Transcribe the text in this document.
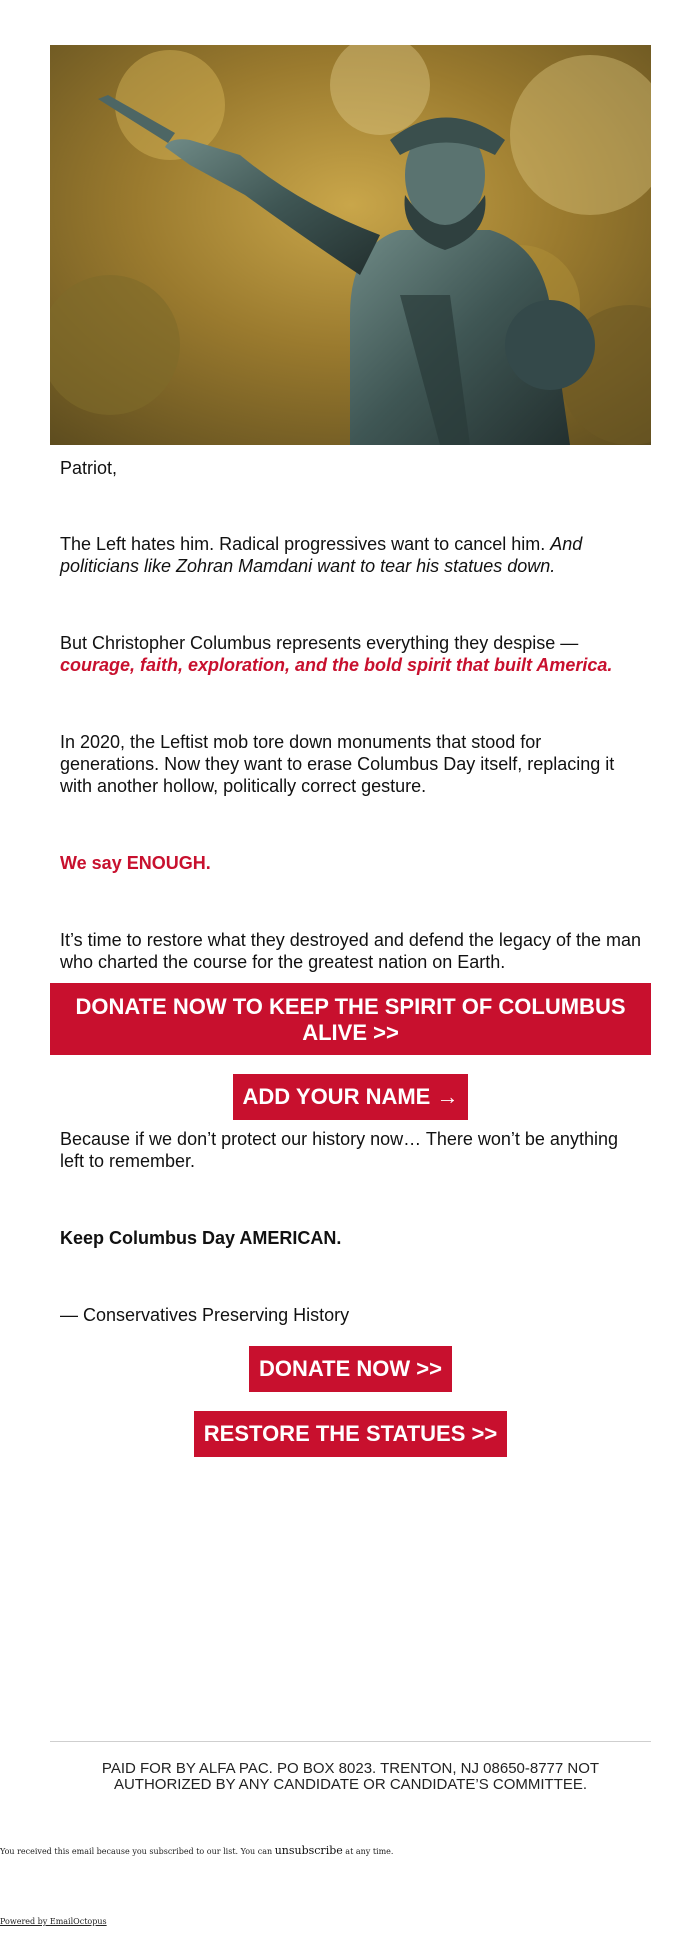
Patriot,

The Left hates him. Radical progressives want to cancel him. And politicians like Zohran Mamdani want to tear his statues down.

But Christopher Columbus represents everything they despise — courage, faith, exploration, and the bold spirit that built America.

In 2020, the Leftist mob tore down monuments that stood for generations. Now they want to erase Columbus Day itself, replacing it with another hollow, politically correct gesture.

We say ENOUGH.

It’s time to restore what they destroyed and defend the legacy of the man who charted the course for the greatest nation on Earth.

DONATE NOW TO KEEP THE SPIRIT OF COLUMBUS ALIVE >>
ADD YOUR NAME →

Because if we don’t protect our history now… There won’t be anything left to remember.

Keep Columbus Day AMERICAN.

— Conservatives Preserving History

DONATE NOW >>
RESTORE THE STATUES >>
PAID FOR BY ALFA PAC. PO BOX 8023. TRENTON, NJ 08650-8777 NOT AUTHORIZED BY ANY CANDIDATE OR CANDIDATE’S COMMITTEE.
You received this email because you subscribed to our list. You can unsubscribe at any time.
Powered by EmailOctopus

---

§ **Exercise**
Retype every entry verbatim and exclude the pictures from the copy.

§ **Result**
Transcribe the text in this document.
Patriot,

The Left hates him. Radical progressives want to cancel him. And politicians like Zohran Mamdani want to tear his statues down.

But Christopher Columbus represents everything they despise — courage, faith, exploration, and the bold spirit that built America.

In 2020, the Leftist mob tore down monuments that stood for generations. Now they want to erase Columbus Day itself, replacing it with another hollow, politically correct gesture.

We say ENOUGH.

It’s time to restore what they destroyed and defend the legacy of the man who charted the course for the greatest nation on Earth.

DONATE NOW TO KEEP THE SPIRIT OF COLUMBUS ALIVE >>
ADD YOUR NAME →

Because if we don’t protect our history now… There won’t be anything left to remember.

Keep Columbus Day AMERICAN.

— Conservatives Preserving History

DONATE NOW >>
RESTORE THE STATUES >>
PAID FOR BY ALFA PAC. PO BOX 8023. TRENTON, NJ 08650-8777 NOT AUTHORIZED BY ANY CANDIDATE OR CANDIDATE’S COMMITTEE.
You received this email because you subscribed to our list. You can unsubscribe at any time.
Powered by EmailOctopus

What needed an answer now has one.